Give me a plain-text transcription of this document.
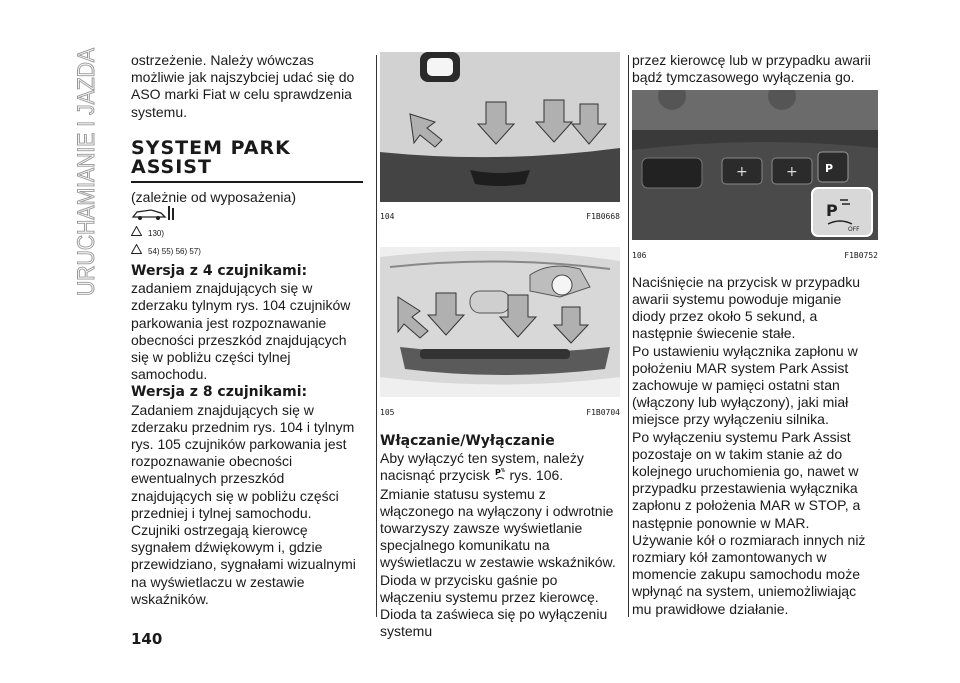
URUCHAMIANIE I JAZDA
140

ostrzeżenie. Należy wówczas możliwie jak najszybciej udać się do ASO marki Fiat w celu sprawdzenia systemu.

SYSTEM PARK
ASSIST

(zależnie od wyposażenia)

130)
54) 55) 56) 57)

Wersja z 4 czujnikami: zadaniem znajdujących się w zderzaku tylnym rys. 104 czujników parkowania jest rozpoznawanie obecności przeszkód znajdujących się w pobliżu części tylnej samochodu.

Wersja z 8 czujnikami: Zadaniem znajdujących się w zderzaku przednim rys. 104 i tylnym rys. 105 czujników parkowania jest rozpoznawanie obecności ewentualnych przeszkód znajdujących się w pobliżu części przedniej i tylnej samochodu.

Czujniki ostrzegają kierowcę sygnałem dźwiękowym i, gdzie przewidziano, sygnałami wizualnymi na wyświetlaczu w zestawie wskaźników.

104	F1B0668
105	F1B0704
Włączanie/Wyłączanie

Aby wyłączyć ten system, należy nacisnąć przycisk P rys. 106.

Zmianie statusu systemu z włączonego na wyłączony i odwrotnie towarzyszy zawsze wyświetlanie specjalnego komunikatu na wyświetlaczu w zestawie wskaźników.

Dioda w przycisku gaśnie po włączeniu systemu przez kierowcę. Dioda ta zaświeca się po wyłączeniu systemu

przez kierowcę lub w przypadku awarii bądź tymczasowego wyłączenia go.

+	+ P
P
OFF
106	F1B0752

Naciśnięcie na przycisk w przypadku awarii systemu powoduje miganie diody przez około 5 sekund, a następnie świecenie stałe.

Po ustawieniu wyłącznika zapłonu w położeniu MAR system Park Assist zachowuje w pamięci ostatni stan (włączony lub wyłączony), jaki miał miejsce przy wyłączeniu silnika.

Po wyłączeniu systemu Park Assist pozostaje on w takim stanie aż do kolejnego uruchomienia go, nawet w przypadku przestawienia wyłącznika zapłonu z położenia MAR w STOP, a następnie ponownie w MAR.

Używanie kół o rozmiarach innych niż rozmiary kół zamontowanych w momencie zakupu samochodu może wpłynąć na system, uniemożliwiając mu prawidłowe działanie.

**WRITTEN INSTRUCTION:**
Copy out every line from the material above in which the word "czujników" appears.

**COMPLETE OUTPUT:**
Wersja z 4 czujnikami: zadaniem znajdujących się w zderzaku tylnym rys. 104 czujników parkowania jest rozpoznawanie obecności przeszkód znajdujących się w pobliżu części tylnej samochodu.
Wersja z 8 czujnikami: Zadaniem znajdujących się w zderzaku przednim rys. 104 i tylnym rys. 105 czujników parkowania jest rozpoznawanie obecności ewentualnych przeszkód znajdujących się w pobliżu części przedniej i tylnej samochodu.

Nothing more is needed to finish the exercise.